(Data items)
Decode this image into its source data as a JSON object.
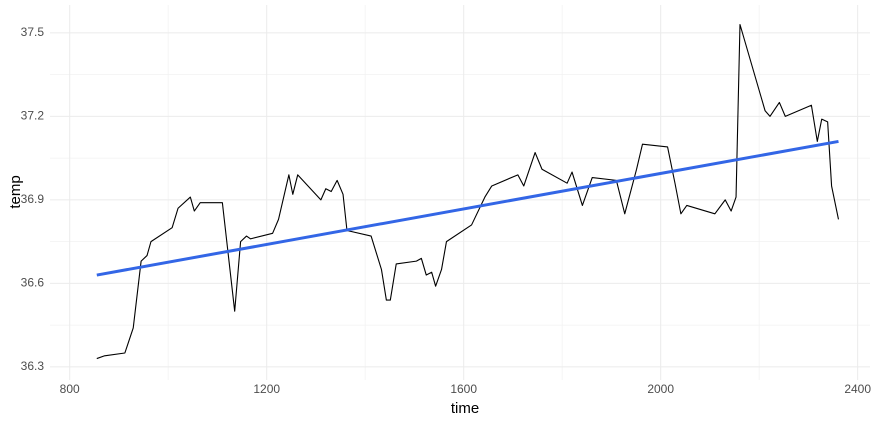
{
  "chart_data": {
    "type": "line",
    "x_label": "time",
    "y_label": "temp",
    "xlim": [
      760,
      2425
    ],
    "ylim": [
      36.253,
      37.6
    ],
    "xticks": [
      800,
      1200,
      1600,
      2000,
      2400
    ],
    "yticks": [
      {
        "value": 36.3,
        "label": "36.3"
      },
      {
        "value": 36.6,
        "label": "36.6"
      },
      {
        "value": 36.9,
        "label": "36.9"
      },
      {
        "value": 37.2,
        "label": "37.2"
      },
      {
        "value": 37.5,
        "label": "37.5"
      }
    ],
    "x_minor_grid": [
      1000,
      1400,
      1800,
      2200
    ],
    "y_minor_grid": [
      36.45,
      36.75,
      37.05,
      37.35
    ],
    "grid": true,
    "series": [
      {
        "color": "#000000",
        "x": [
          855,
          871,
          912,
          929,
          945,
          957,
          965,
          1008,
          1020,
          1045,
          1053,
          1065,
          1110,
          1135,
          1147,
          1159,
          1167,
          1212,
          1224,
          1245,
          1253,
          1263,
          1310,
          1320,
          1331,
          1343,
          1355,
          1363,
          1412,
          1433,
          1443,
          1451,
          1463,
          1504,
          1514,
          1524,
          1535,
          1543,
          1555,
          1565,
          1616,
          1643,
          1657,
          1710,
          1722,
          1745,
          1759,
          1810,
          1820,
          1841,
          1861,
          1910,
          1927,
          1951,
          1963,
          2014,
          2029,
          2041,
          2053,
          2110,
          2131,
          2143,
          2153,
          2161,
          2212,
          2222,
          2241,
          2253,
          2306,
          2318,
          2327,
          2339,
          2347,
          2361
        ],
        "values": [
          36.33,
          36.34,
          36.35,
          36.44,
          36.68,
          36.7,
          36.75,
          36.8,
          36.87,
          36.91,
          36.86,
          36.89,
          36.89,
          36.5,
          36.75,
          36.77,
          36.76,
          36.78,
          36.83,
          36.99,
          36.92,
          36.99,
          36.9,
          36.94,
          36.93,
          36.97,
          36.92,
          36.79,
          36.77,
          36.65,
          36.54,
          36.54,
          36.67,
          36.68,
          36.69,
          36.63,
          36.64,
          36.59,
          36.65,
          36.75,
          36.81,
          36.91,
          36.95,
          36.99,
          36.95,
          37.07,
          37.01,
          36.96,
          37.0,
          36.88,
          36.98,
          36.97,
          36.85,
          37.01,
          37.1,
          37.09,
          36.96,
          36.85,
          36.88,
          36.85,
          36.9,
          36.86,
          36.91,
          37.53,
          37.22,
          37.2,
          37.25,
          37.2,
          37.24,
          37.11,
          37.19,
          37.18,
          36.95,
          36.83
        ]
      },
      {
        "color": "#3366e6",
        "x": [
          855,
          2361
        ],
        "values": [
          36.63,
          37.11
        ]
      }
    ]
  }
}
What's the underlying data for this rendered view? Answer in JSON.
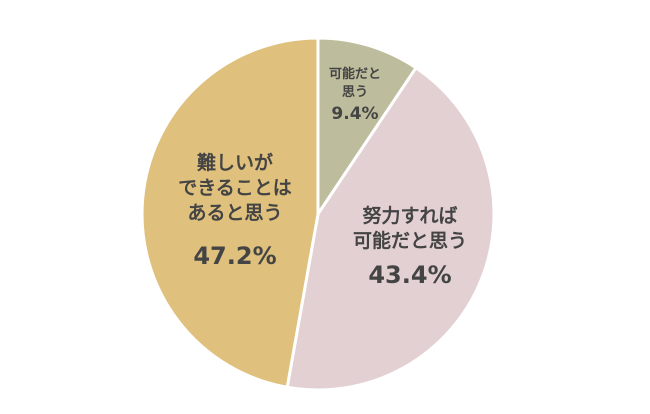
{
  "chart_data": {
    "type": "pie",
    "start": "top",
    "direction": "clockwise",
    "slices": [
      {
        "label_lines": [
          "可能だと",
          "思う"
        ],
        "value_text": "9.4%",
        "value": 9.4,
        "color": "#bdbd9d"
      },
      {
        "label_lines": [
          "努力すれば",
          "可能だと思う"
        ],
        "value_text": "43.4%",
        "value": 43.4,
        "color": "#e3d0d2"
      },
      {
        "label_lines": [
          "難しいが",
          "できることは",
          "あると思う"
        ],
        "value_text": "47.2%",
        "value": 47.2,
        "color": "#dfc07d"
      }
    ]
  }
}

» **Exercise aim**
Quote, please, only the lines running from the one with "What's the underlying" down to the final line of the data above, keeping both ends and skipping the pictures.

» **The reply**
What's the underlying data for this rendered view? Answer in JSON.
{
  "chart_data": {
    "type": "pie",
    "start": "top",
    "direction": "clockwise",
    "slices": [
      {
        "label_lines": [
          "可能だと",
          "思う"
        ],
        "value_text": "9.4%",
        "value": 9.4,
        "color": "#bdbd9d"
      },
      {
        "label_lines": [
          "努力すれば",
          "可能だと思う"
        ],
        "value_text": "43.4%",
        "value": 43.4,
        "color": "#e3d0d2"
      },
      {
        "label_lines": [
          "難しいが",
          "できることは",
          "あると思う"
        ],
        "value_text": "47.2%",
        "value": 47.2,
        "color": "#dfc07d"
      }
    ]
  }
}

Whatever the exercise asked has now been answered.